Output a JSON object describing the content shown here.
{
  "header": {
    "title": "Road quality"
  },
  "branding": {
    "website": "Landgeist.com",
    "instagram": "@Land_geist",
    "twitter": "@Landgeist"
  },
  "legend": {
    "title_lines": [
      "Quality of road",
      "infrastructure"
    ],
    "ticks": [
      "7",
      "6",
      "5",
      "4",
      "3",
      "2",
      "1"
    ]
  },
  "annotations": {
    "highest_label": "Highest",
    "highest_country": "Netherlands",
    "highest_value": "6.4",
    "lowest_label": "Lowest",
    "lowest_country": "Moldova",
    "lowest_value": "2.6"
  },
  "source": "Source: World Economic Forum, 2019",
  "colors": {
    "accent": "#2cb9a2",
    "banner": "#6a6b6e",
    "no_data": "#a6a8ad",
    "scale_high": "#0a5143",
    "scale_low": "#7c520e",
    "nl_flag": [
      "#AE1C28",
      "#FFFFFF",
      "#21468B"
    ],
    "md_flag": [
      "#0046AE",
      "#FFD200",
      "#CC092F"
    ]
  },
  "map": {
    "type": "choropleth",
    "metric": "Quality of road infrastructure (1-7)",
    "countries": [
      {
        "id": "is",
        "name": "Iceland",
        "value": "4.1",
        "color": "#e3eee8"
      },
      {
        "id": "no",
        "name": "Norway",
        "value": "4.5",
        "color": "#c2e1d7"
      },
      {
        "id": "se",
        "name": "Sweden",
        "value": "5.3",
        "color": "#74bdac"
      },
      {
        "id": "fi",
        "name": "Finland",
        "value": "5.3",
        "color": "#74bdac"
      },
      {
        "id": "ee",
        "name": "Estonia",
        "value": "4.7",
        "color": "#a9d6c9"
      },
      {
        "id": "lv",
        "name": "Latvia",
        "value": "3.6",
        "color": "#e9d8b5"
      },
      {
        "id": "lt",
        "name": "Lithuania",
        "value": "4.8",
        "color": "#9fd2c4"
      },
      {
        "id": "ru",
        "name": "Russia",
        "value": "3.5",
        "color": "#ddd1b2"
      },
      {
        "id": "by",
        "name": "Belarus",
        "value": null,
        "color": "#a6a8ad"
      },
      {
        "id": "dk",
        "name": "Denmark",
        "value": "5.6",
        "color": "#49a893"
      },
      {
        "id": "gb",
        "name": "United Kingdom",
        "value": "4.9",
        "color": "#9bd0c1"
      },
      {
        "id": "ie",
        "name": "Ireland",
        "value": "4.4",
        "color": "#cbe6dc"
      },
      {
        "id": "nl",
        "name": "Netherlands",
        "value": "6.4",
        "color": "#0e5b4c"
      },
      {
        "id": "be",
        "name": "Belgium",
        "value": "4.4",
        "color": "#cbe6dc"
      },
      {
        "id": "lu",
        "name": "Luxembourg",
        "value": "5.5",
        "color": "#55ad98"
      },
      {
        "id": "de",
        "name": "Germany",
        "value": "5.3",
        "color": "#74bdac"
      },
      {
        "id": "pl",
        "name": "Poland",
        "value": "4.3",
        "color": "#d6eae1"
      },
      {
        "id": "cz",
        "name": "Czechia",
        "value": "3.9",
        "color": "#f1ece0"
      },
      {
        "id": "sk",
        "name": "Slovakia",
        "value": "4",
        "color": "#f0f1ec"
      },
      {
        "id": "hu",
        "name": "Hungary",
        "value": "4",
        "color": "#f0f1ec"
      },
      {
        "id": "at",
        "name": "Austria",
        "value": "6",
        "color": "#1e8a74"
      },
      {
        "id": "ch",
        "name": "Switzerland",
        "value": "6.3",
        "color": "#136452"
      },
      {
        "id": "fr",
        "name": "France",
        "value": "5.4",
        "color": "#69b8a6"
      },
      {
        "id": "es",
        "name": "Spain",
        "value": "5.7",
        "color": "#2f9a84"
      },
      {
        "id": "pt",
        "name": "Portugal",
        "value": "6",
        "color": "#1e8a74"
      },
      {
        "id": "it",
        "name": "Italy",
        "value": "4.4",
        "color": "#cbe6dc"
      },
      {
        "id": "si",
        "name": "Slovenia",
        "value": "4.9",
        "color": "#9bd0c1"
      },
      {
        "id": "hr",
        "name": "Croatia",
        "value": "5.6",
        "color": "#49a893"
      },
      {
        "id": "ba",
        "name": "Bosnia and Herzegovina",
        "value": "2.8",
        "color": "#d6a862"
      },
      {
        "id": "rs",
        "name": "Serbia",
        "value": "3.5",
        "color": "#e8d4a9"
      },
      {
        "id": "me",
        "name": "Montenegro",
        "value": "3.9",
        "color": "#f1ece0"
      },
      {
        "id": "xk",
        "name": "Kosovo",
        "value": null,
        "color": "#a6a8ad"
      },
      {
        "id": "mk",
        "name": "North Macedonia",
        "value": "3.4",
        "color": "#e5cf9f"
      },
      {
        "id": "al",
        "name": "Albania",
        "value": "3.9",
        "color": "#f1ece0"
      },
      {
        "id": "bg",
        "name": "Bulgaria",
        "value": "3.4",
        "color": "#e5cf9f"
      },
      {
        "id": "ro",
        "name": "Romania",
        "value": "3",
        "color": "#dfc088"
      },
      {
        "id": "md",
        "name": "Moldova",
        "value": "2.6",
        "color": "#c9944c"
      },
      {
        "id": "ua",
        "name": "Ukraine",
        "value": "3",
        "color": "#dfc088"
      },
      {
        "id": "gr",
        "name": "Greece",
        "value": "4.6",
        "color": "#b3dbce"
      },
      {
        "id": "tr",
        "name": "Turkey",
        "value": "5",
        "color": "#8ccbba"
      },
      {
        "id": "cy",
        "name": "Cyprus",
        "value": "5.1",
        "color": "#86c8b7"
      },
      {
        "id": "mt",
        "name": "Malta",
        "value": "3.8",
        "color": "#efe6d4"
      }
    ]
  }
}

---

- SET EXERCISE: All of the lines above need to be given again exactly.

- EXPECTED ANSWER:
Output a JSON object describing the content shown here.
{
  "header": {
    "title": "Road quality"
  },
  "branding": {
    "website": "Landgeist.com",
    "instagram": "@Land_geist",
    "twitter": "@Landgeist"
  },
  "legend": {
    "title_lines": [
      "Quality of road",
      "infrastructure"
    ],
    "ticks": [
      "7",
      "6",
      "5",
      "4",
      "3",
      "2",
      "1"
    ]
  },
  "annotations": {
    "highest_label": "Highest",
    "highest_country": "Netherlands",
    "highest_value": "6.4",
    "lowest_label": "Lowest",
    "lowest_country": "Moldova",
    "lowest_value": "2.6"
  },
  "source": "Source: World Economic Forum, 2019",
  "colors": {
    "accent": "#2cb9a2",
    "banner": "#6a6b6e",
    "no_data": "#a6a8ad",
    "scale_high": "#0a5143",
    "scale_low": "#7c520e",
    "nl_flag": [
      "#AE1C28",
      "#FFFFFF",
      "#21468B"
    ],
    "md_flag": [
      "#0046AE",
      "#FFD200",
      "#CC092F"
    ]
  },
  "map": {
    "type": "choropleth",
    "metric": "Quality of road infrastructure (1-7)",
    "countries": [
      {
        "id": "is",
        "name": "Iceland",
        "value": "4.1",
        "color": "#e3eee8"
      },
      {
        "id": "no",
        "name": "Norway",
        "value": "4.5",
        "color": "#c2e1d7"
      },
      {
        "id": "se",
        "name": "Sweden",
        "value": "5.3",
        "color": "#74bdac"
      },
      {
        "id": "fi",
        "name": "Finland",
        "value": "5.3",
        "color": "#74bdac"
      },
      {
        "id": "ee",
        "name": "Estonia",
        "value": "4.7",
        "color": "#a9d6c9"
      },
      {
        "id": "lv",
        "name": "Latvia",
        "value": "3.6",
        "color": "#e9d8b5"
      },
      {
        "id": "lt",
        "name": "Lithuania",
        "value": "4.8",
        "color": "#9fd2c4"
      },
      {
        "id": "ru",
        "name": "Russia",
        "value": "3.5",
        "color": "#ddd1b2"
      },
      {
        "id": "by",
        "name": "Belarus",
        "value": null,
        "color": "#a6a8ad"
      },
      {
        "id": "dk",
        "name": "Denmark",
        "value": "5.6",
        "color": "#49a893"
      },
      {
        "id": "gb",
        "name": "United Kingdom",
        "value": "4.9",
        "color": "#9bd0c1"
      },
      {
        "id": "ie",
        "name": "Ireland",
        "value": "4.4",
        "color": "#cbe6dc"
      },
      {
        "id": "nl",
        "name": "Netherlands",
        "value": "6.4",
        "color": "#0e5b4c"
      },
      {
        "id": "be",
        "name": "Belgium",
        "value": "4.4",
        "color": "#cbe6dc"
      },
      {
        "id": "lu",
        "name": "Luxembourg",
        "value": "5.5",
        "color": "#55ad98"
      },
      {
        "id": "de",
        "name": "Germany",
        "value": "5.3",
        "color": "#74bdac"
      },
      {
        "id": "pl",
        "name": "Poland",
        "value": "4.3",
        "color": "#d6eae1"
      },
      {
        "id": "cz",
        "name": "Czechia",
        "value": "3.9",
        "color": "#f1ece0"
      },
      {
        "id": "sk",
        "name": "Slovakia",
        "value": "4",
        "color": "#f0f1ec"
      },
      {
        "id": "hu",
        "name": "Hungary",
        "value": "4",
        "color": "#f0f1ec"
      },
      {
        "id": "at",
        "name": "Austria",
        "value": "6",
        "color": "#1e8a74"
      },
      {
        "id": "ch",
        "name": "Switzerland",
        "value": "6.3",
        "color": "#136452"
      },
      {
        "id": "fr",
        "name": "France",
        "value": "5.4",
        "color": "#69b8a6"
      },
      {
        "id": "es",
        "name": "Spain",
        "value": "5.7",
        "color": "#2f9a84"
      },
      {
        "id": "pt",
        "name": "Portugal",
        "value": "6",
        "color": "#1e8a74"
      },
      {
        "id": "it",
        "name": "Italy",
        "value": "4.4",
        "color": "#cbe6dc"
      },
      {
        "id": "si",
        "name": "Slovenia",
        "value": "4.9",
        "color": "#9bd0c1"
      },
      {
        "id": "hr",
        "name": "Croatia",
        "value": "5.6",
        "color": "#49a893"
      },
      {
        "id": "ba",
        "name": "Bosnia and Herzegovina",
        "value": "2.8",
        "color": "#d6a862"
      },
      {
        "id": "rs",
        "name": "Serbia",
        "value": "3.5",
        "color": "#e8d4a9"
      },
      {
        "id": "me",
        "name": "Montenegro",
        "value": "3.9",
        "color": "#f1ece0"
      },
      {
        "id": "xk",
        "name": "Kosovo",
        "value": null,
        "color": "#a6a8ad"
      },
      {
        "id": "mk",
        "name": "North Macedonia",
        "value": "3.4",
        "color": "#e5cf9f"
      },
      {
        "id": "al",
        "name": "Albania",
        "value": "3.9",
        "color": "#f1ece0"
      },
      {
        "id": "bg",
        "name": "Bulgaria",
        "value": "3.4",
        "color": "#e5cf9f"
      },
      {
        "id": "ro",
        "name": "Romania",
        "value": "3",
        "color": "#dfc088"
      },
      {
        "id": "md",
        "name": "Moldova",
        "value": "2.6",
        "color": "#c9944c"
      },
      {
        "id": "ua",
        "name": "Ukraine",
        "value": "3",
        "color": "#dfc088"
      },
      {
        "id": "gr",
        "name": "Greece",
        "value": "4.6",
        "color": "#b3dbce"
      },
      {
        "id": "tr",
        "name": "Turkey",
        "value": "5",
        "color": "#8ccbba"
      },
      {
        "id": "cy",
        "name": "Cyprus",
        "value": "5.1",
        "color": "#86c8b7"
      },
      {
        "id": "mt",
        "name": "Malta",
        "value": "3.8",
        "color": "#efe6d4"
      }
    ]
  }
}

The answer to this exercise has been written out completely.